** GIVEN PROBLEM **
In this exercise, print only the lines from the line with "Give me a plain-text" to the last line of the data below, inclusive. Any pictures should be left out.
____ AVAILABLE DATA
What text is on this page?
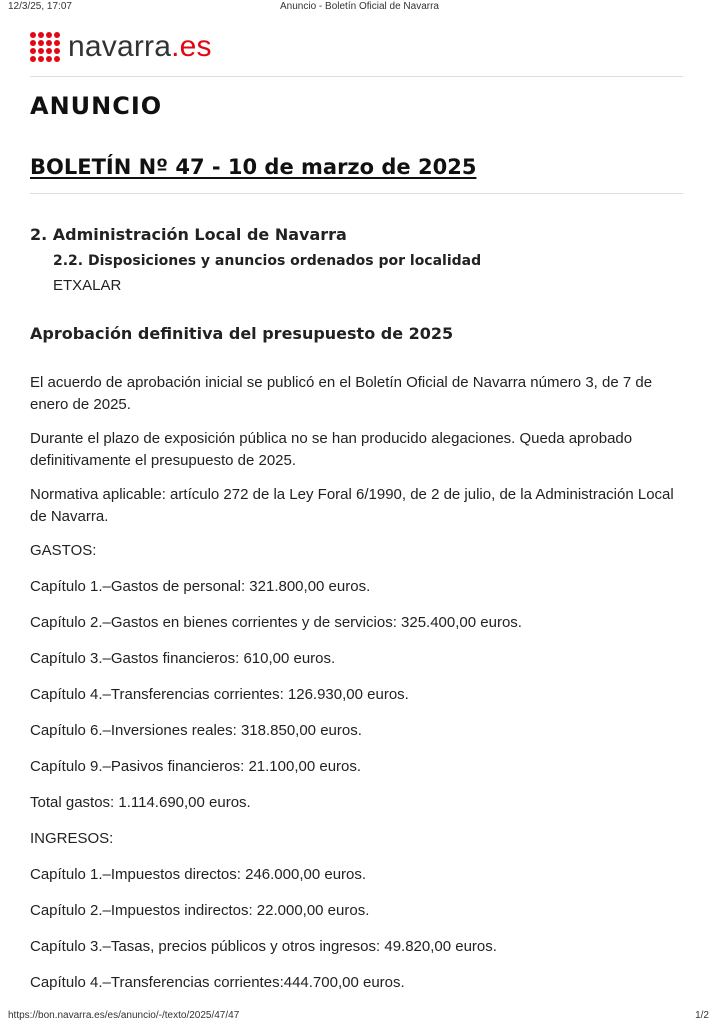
12/3/25, 17:07	Anuncio - Boletín Oficial de Navarra
navarra.es
ANUNCIO
BOLETÍN Nº 47 - 10 de marzo de 2025
2. Administración Local de Navarra
2.2. Disposiciones y anuncios ordenados por localidad
ETXALAR
Aprobación definitiva del presupuesto de 2025

El acuerdo de aprobación inicial se publicó en el Boletín Oficial de Navarra número 3, de 7 de enero de 2025.

Durante el plazo de exposición pública no se han producido alegaciones. Queda aprobado definitivamente el presupuesto de 2025.

Normativa aplicable: artículo 272 de la Ley Foral 6/1990, de 2 de julio, de la Administración Local de Navarra.

GASTOS:

Capítulo 1.–Gastos de personal: 321.800,00 euros.

Capítulo 2.–Gastos en bienes corrientes y de servicios: 325.400,00 euros.

Capítulo 3.–Gastos financieros: 610,00 euros.

Capítulo 4.–Transferencias corrientes: 126.930,00 euros.

Capítulo 6.–Inversiones reales: 318.850,00 euros.

Capítulo 9.–Pasivos financieros: 21.100,00 euros.

Total gastos: 1.114.690,00 euros.

INGRESOS:

Capítulo 1.–Impuestos directos: 246.000,00 euros.

Capítulo 2.–Impuestos indirectos: 22.000,00 euros.

Capítulo 3.–Tasas, precios públicos y otros ingresos: 49.820,00 euros.

Capítulo 4.–Transferencias corrientes:444.700,00 euros.

https://bon.navarra.es/es/anuncio/-/texto/2025/47/47	1/2
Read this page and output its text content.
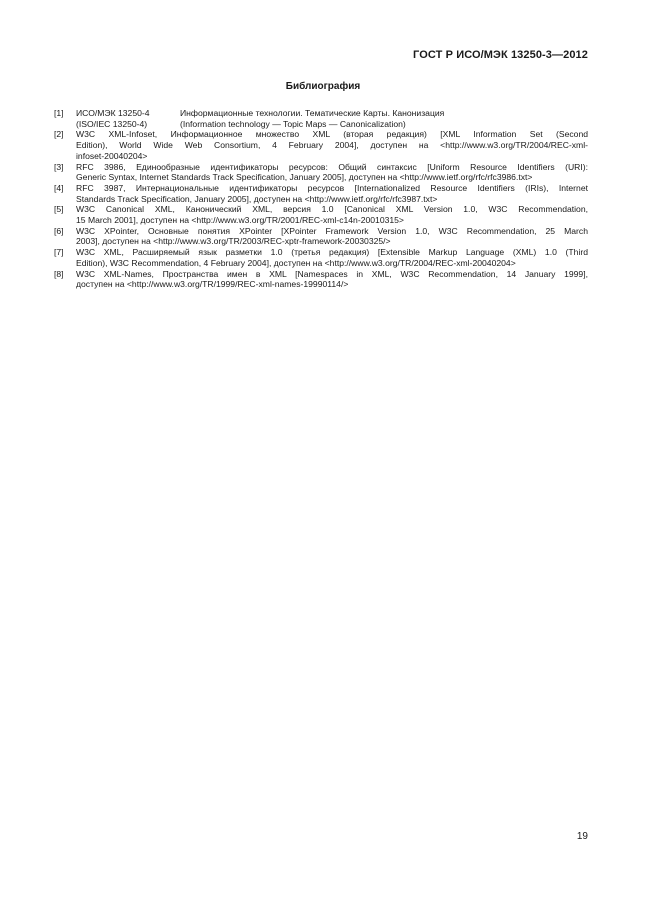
ГОСТ Р ИСО/МЭК 13250-3—2012
Библиография
[1]	ИСО/МЭК 13250-4	Информационные технологии. Тематические Карты. Канонизация
(ISO/IEC 13250-4)	(Information technology — Topic Maps — Canonicalization)
[2]	W3C XML-Infoset, Информационное множество XML (вторая редакция) [XML Information Set (Second
Edition), World Wide Web Consortium, 4 February 2004], доступен на <http://www.w3.org/TR/2004/REC-xml-
infoset-20040204>
[3]	RFC 3986, Единообразные идентификаторы ресурсов: Общий синтаксис [Uniform Resource Identifiers (URI):
Generic Syntax, Internet Standards Track Specification, January 2005], доступен на <http://www.ietf.org/rfc/rfc3986.txt>
[4]	RFC 3987, Интернациональные идентификаторы ресурсов [Internationalized Resource Identifiers (IRIs), Internet
Standards Track Specification, January 2005], доступен на <http://www.ietf.org/rfc/rfc3987.txt>
[5]	W3C Canonical XML, Канонический XML, версия 1.0 [Canonical XML Version 1.0, W3C Recommendation,
15 March 2001], доступен на <http://www.w3.org/TR/2001/REC-xml-c14n-20010315>
[6]	W3C XPointer, Основные понятия XPointer [XPointer Framework Version 1.0, W3C Recommendation, 25 March
2003], доступен на <http://www.w3.org/TR/2003/REC-xptr-framework-20030325/>
[7]	W3C XML, Расширяемый язык разметки 1.0 (третья редакция) [Extensible Markup Language (XML) 1.0 (Third
Edition), W3C Recommendation, 4 February 2004], доступен на <http://www.w3.org/TR/2004/REC-xml-20040204>
[8]	W3C XML-Names, Пространства имен в XML [Namespaces in XML, W3C Recommendation, 14 January 1999],
доступен на <http://www.w3.org/TR/1999/REC-xml-names-19990114/>
19
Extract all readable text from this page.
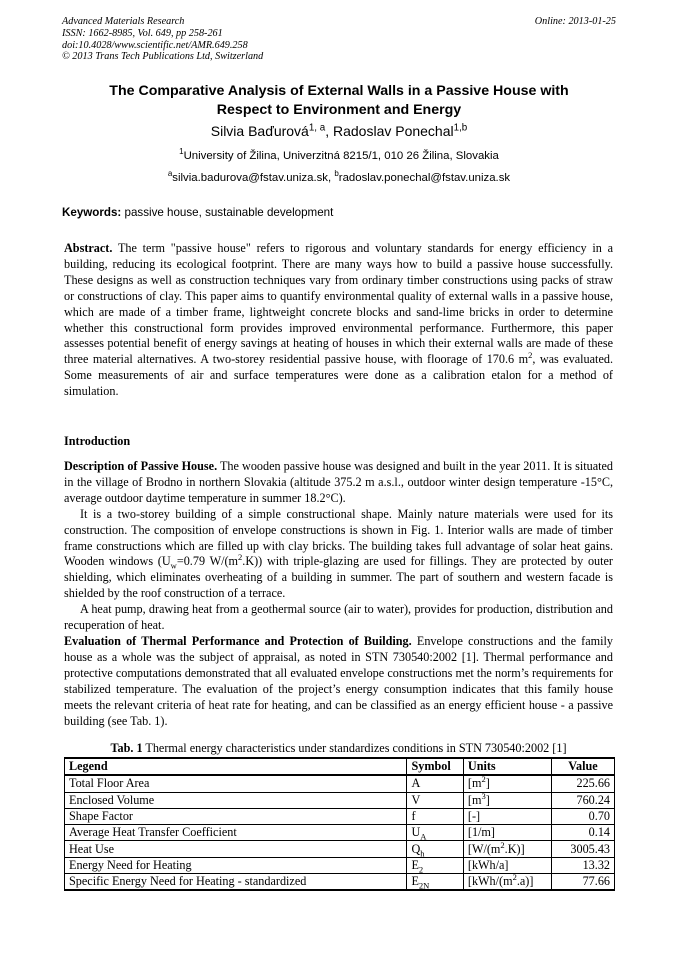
Advanced Materials Research
ISSN: 1662-8985, Vol. 649, pp 258-261
doi:10.4028/www.scientific.net/AMR.649.258
© 2013 Trans Tech Publications Ltd, Switzerland
Online: 2013-01-25
The Comparative Analysis of External Walls in a Passive House with
Respect to Environment and Energy
Silvia Baďurová$^{1, a}$, Radoslav Ponechal$^{1,b}$
$^1$University of Žilina, Univerzitná 8215/1, 010 26 Žilina, Slovakia
$^a$silvia.badurova@fstav.uniza.sk, $^b$radoslav.ponechal@fstav.uniza.sk
Keywords: passive house, sustainable development
Abstract. The term "passive house" refers to rigorous and voluntary standards for energy efficiency in a building, reducing its ecological footprint. There are many ways how to build a passive house successfully. These designs as well as construction techniques vary from ordinary timber constructions using packs of straw or constructions of clay. This paper aims to quantify environmental quality of external walls in a passive house, which are made of a timber frame, lightweight concrete blocks and sand-lime bricks in order to determine whether this constructional form provides improved environmental performance. Furthermore, this paper assesses potential benefit of energy savings at heating of houses in which their external walls are made of these three material alternatives. A two-storey residential passive house, with floorage of 170.6 $m^2$, was evaluated. Some measurements of air and surface temperatures were done as a calibration etalon for a method of simulation.
Introduction

Description of Passive House. The wooden passive house was designed and built in the year 2011. It is situated in the village of Brodno in northern Slovakia (altitude 375.2 m a.s.l., outdoor winter design temperature -15°C, average outdoor daytime temperature in summer 18.2°C).

It is a two-storey building of a simple constructional shape. Mainly nature materials were used for its construction. The composition of envelope constructions is shown in Fig. 1. Interior walls are made of timber frame constructions which are filled up with clay bricks. The building takes full advantage of solar heat gains. Wooden windows ($U_w=0.79$ $W/(m^2.K)$) with triple-glazing are used for fillings. They are protected by outer shielding, which eliminates overheating of a building in summer. The part of southern and western facade is shielded by the roof construction of a terrace.

A heat pump, drawing heat from a geothermal source (air to water), provides for production, distribution and recuperation of heat.

Evaluation of Thermal Performance and Protection of Building. Envelope constructions and the family house as a whole was the subject of appraisal, as noted in STN 730540:2002 [1]. Thermal performance and protective computations demonstrated that all evaluated envelope constructions met the norm’s requirements for stabilized temperature. The evaluation of the project’s energy consumption indicates that this family house meets the relevant criteria of heat rate for heating, and can be classified as an energy efficient house - a passive building (see Tab. 1).

Tab. 1 Thermal energy characteristics under standardizes conditions in STN 730540:2002 [1]
Legend	Symbol	Units	Value
Total Floor Area	A	$[m^2]$	225.66
Enclosed Volume	V	$[m^3]$	760.24
Shape Factor	f	[-]	0.70
Average Heat Transfer Coefficient	$U_A$	[1/m]	0.14
Heat Use	$Q_h$	$[W/(m^2.K)]$	3005.43
Energy Need for Heating	$E_2$	[kWh/a]	13.32
Specific Energy Need for Heating - standardized	$E_{2N}$	$[kWh/(m^2.a)]$	77.66
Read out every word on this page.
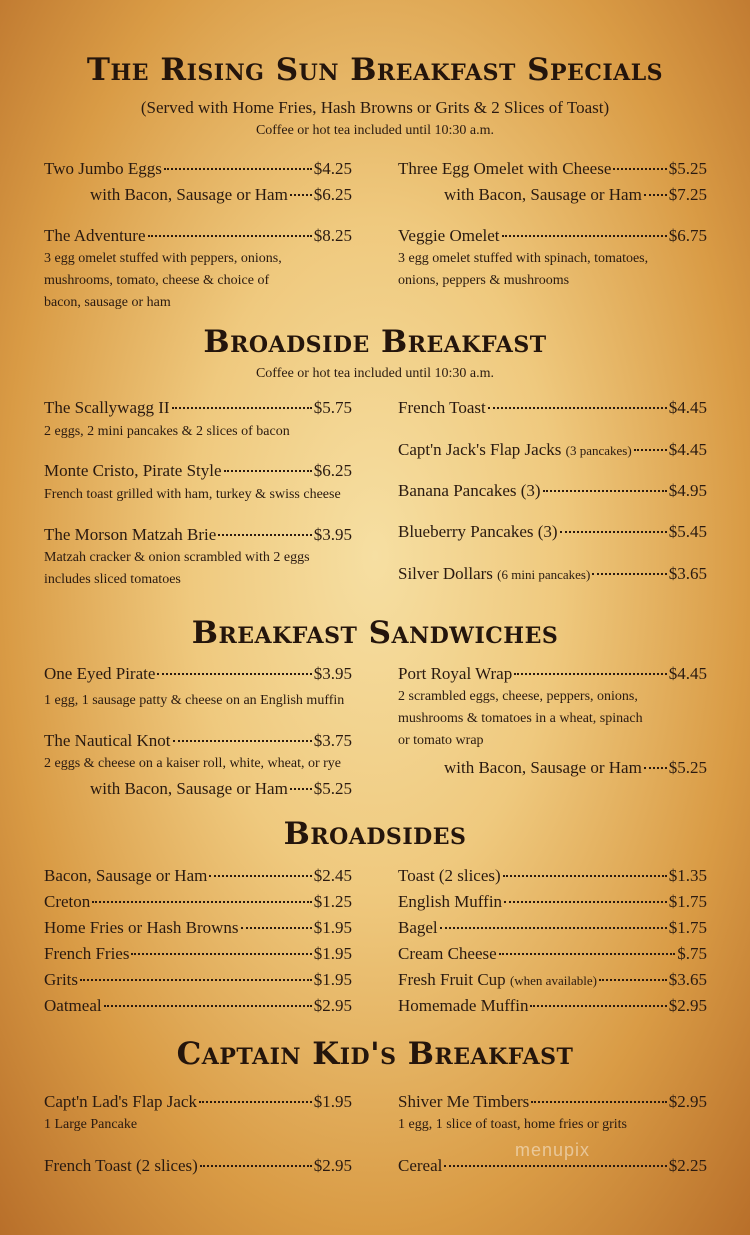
The Rising Sun Breakfast Specials
(Served with Home Fries, Hash Browns or Grits & 2 Slices of Toast)
Coffee or hot tea included until 10:30 a.m.
Two Jumbo Eggs	$4.25
with Bacon, Sausage or Ham $6.25
Three Egg Omelet with Cheese	$5.25
with Bacon, Sausage or Ham $7.25
The Adventure	$8.25
3 egg omelet stuffed with peppers, onions,
mushrooms, tomato, cheese & choice of
bacon, sausage or ham
Veggie Omelet	$6.75
3 egg omelet stuffed with spinach, tomatoes,
onions, peppers & mushrooms
Broadside Breakfast
Coffee or hot tea included until 10:30 a.m.
The Scallywagg II	$5.75
2 eggs, 2 mini pancakes & 2 slices of bacon
Monte Cristo, Pirate Style	$6.25
French toast grilled with ham, turkey & swiss cheese
The Morson Matzah Brie	$3.95
Matzah cracker & onion scrambled with 2 eggs
includes sliced tomatoes
French Toast	$4.45
Capt'n Jack's Flap Jacks
(3 pancakes) $4.45
Banana Pancakes (3)	$4.95
Blueberry Pancakes (3)	$5.45
Silver Dollars
(6 mini pancakes)	$3.65
Breakfast Sandwiches
One Eyed Pirate	$3.95
1 egg, 1 sausage patty & cheese on an English muffin
The Nautical Knot	$3.75
2 eggs & cheese on a kaiser roll, white, wheat, or rye
with Bacon, Sausage or Ham $5.25
Port Royal Wrap	$4.45
2 scrambled eggs, cheese, peppers, onions,
mushrooms & tomatoes in a wheat, spinach
or tomato wrap
with Bacon, Sausage or Ham $5.25
Broadsides
Bacon, Sausage or Ham	$2.45
Creton	$1.25
Home Fries or Hash Browns	$1.95
French Fries	$1.95
Grits	$1.95
Oatmeal	$2.95
Toast (2 slices)	$1.35
English Muffin	$1.75
Bagel	$1.75
Cream Cheese	$.75
Fresh Fruit Cup
(when available)	$3.65
Homemade Muffin	$2.95
Captain Kid's Breakfast
Capt'n Lad's Flap Jack	$1.95
1 Large Pancake
French Toast (2 slices)	$2.95
Shiver Me Timbers	$2.95
1 egg, 1 slice of toast, home fries or grits
Cereal	$2.25
menupix
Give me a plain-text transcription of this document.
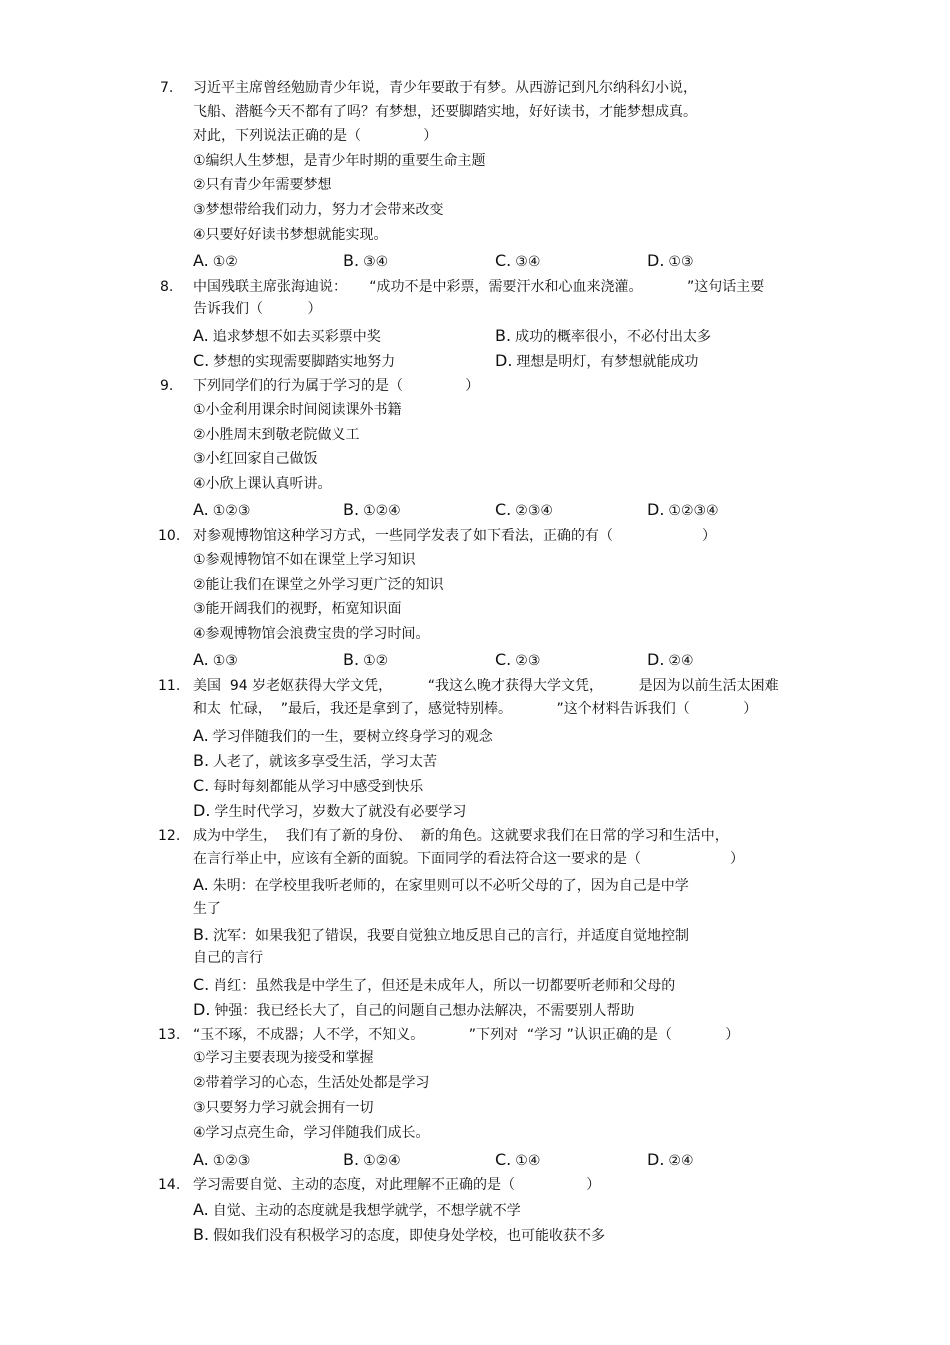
7. 习近平主席曾经勉励青少年说，青少年要敢于有梦。从西游记到凡尔纳科幻小说，
飞船、潜艇今天不都有了吗？有梦想，还要脚踏实地，好好读书，才能梦想成真。
对此，下列说法正确的是（              ）
①编织人生梦想，是青少年时期的重要生命主题
②只有青少年需要梦想
③梦想带给我们动力，努力才会带来改变
④只要好好读书梦想就能实现。
A. ①②	B. ③④	C. ③④	D. ①③
8. 中国残联主席张海迪说：     “成功不是中彩票，需要汗水和心血来浇灌。          ”这句话主要
告诉我们（          ）
A. 追求梦想不如去买彩票中奖	B. 成功的概率很小，不必付出太多
C. 梦想的实现需要脚踏实地努力	D. 理想是明灯，有梦想就能成功
9. 下列同学们的行为属于学习的是（              ）
①小金利用课余时间阅读课外书籍
②小胜周末到敬老院做义工
③小红回家自己做饭
④小欣上课认真听讲。
A. ①②③	B. ①②④	C. ②③④	D. ①②③④
10. 对参观博物馆这种学习方式，一些同学发表了如下看法，正确的有（                    ）
①参观博物馆不如在课堂上学习知识
②能让我们在课堂之外学习更广泛的知识
③能开阔我们的视野，柘宽知识面
④参观博物馆会浪费宝贵的学习时间。
A. ①③	B. ①②	C. ②③	D. ②④
11. 美国  94 岁老妪获得大学文凭，        “我这么晚才获得大学文凭，        是因为以前生活太困难
和太  忙碌，  ”最后，我还是拿到了，感觉特别棒。          ”这个材料告诉我们（            ）
A. 学习伴随我们的一生，要树立终身学习的观念
B. 人老了，就该多享受生活，学习太苦
C. 每时每刻都能从学习中感受到快乐
D. 学生时代学习，岁数大了就没有必要学习
12. 成为中学生，  我们有了新的身份、  新的角色。这就要求我们在日常的学习和生活中，
在言行举止中，应该有全新的面貌。下面同学的看法符合这一要求的是（                    ）
A. 朱明：在学校里我听老师的，在家里则可以不必听父母的了，因为自己是中学
生了
B. 沈军：如果我犯了错误，我要自觉独立地反思自己的言行，并适度自觉地控制
自己的言行
C. 肖红：虽然我是中学生了，但还是未成年人，所以一切都要听老师和父母的
D. 钟强：我已经长大了，自己的问题自己想办法解决，不需要别人帮助
13. “玉不琢，不成器；人不学，不知义。          ”下列对  “学习 ”认识正确的是（            ）
①学习主要表现为接受和掌握
②带着学习的心态，生活处处都是学习
③只要努力学习就会拥有一切
④学习点亮生命，学习伴随我们成长。
A. ①②③	B. ①②④	C. ①④	D. ②④
14. 学习需要自觉、主动的态度，对此理解不正确的是（                ）
A. 自觉、主动的态度就是我想学就学，不想学就不学
B. 假如我们没有积极学习的态度，即使身处学校，也可能收获不多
________
** COMPLETED EXERCISE **
Give me a plain-text transcription of this document.
7. 习近平主席曾经勉励青少年说，青少年要敢于有梦。从西游记到凡尔纳科幻小说，
飞船、潜艇今天不都有了吗？有梦想，还要脚踏实地，好好读书，才能梦想成真。
对此，下列说法正确的是（              ）
①编织人生梦想，是青少年时期的重要生命主题
②只有青少年需要梦想
③梦想带给我们动力，努力才会带来改变
④只要好好读书梦想就能实现。
A. ①②	B. ③④	C. ③④	D. ①③
8. 中国残联主席张海迪说：     “成功不是中彩票，需要汗水和心血来浇灌。          ”这句话主要
告诉我们（          ）
A. 追求梦想不如去买彩票中奖	B. 成功的概率很小，不必付出太多
C. 梦想的实现需要脚踏实地努力	D. 理想是明灯，有梦想就能成功
9. 下列同学们的行为属于学习的是（              ）
①小金利用课余时间阅读课外书籍
②小胜周末到敬老院做义工
③小红回家自己做饭
④小欣上课认真听讲。
A. ①②③	B. ①②④	C. ②③④	D. ①②③④
10. 对参观博物馆这种学习方式，一些同学发表了如下看法，正确的有（                    ）
①参观博物馆不如在课堂上学习知识
②能让我们在课堂之外学习更广泛的知识
③能开阔我们的视野，柘宽知识面
④参观博物馆会浪费宝贵的学习时间。
A. ①③	B. ①②	C. ②③	D. ②④
11. 美国  94 岁老妪获得大学文凭，        “我这么晚才获得大学文凭，        是因为以前生活太困难
和太  忙碌，  ”最后，我还是拿到了，感觉特别棒。          ”这个材料告诉我们（            ）
A. 学习伴随我们的一生，要树立终身学习的观念
B. 人老了，就该多享受生活，学习太苦
C. 每时每刻都能从学习中感受到快乐
D. 学生时代学习，岁数大了就没有必要学习
12. 成为中学生，  我们有了新的身份、  新的角色。这就要求我们在日常的学习和生活中，
在言行举止中，应该有全新的面貌。下面同学的看法符合这一要求的是（                    ）
A. 朱明：在学校里我听老师的，在家里则可以不必听父母的了，因为自己是中学
生了
B. 沈军：如果我犯了错误，我要自觉独立地反思自己的言行，并适度自觉地控制
自己的言行
C. 肖红：虽然我是中学生了，但还是未成年人，所以一切都要听老师和父母的
D. 钟强：我已经长大了，自己的问题自己想办法解决，不需要别人帮助
13. “玉不琢，不成器；人不学，不知义。          ”下列对  “学习 ”认识正确的是（            ）
①学习主要表现为接受和掌握
②带着学习的心态，生活处处都是学习
③只要努力学习就会拥有一切
④学习点亮生命，学习伴随我们成长。
A. ①②③	B. ①②④	C. ①④	D. ②④
14. 学习需要自觉、主动的态度，对此理解不正确的是（                ）
A. 自觉、主动的态度就是我想学就学，不想学就不学
B. 假如我们没有积极学习的态度，即使身处学校，也可能收获不多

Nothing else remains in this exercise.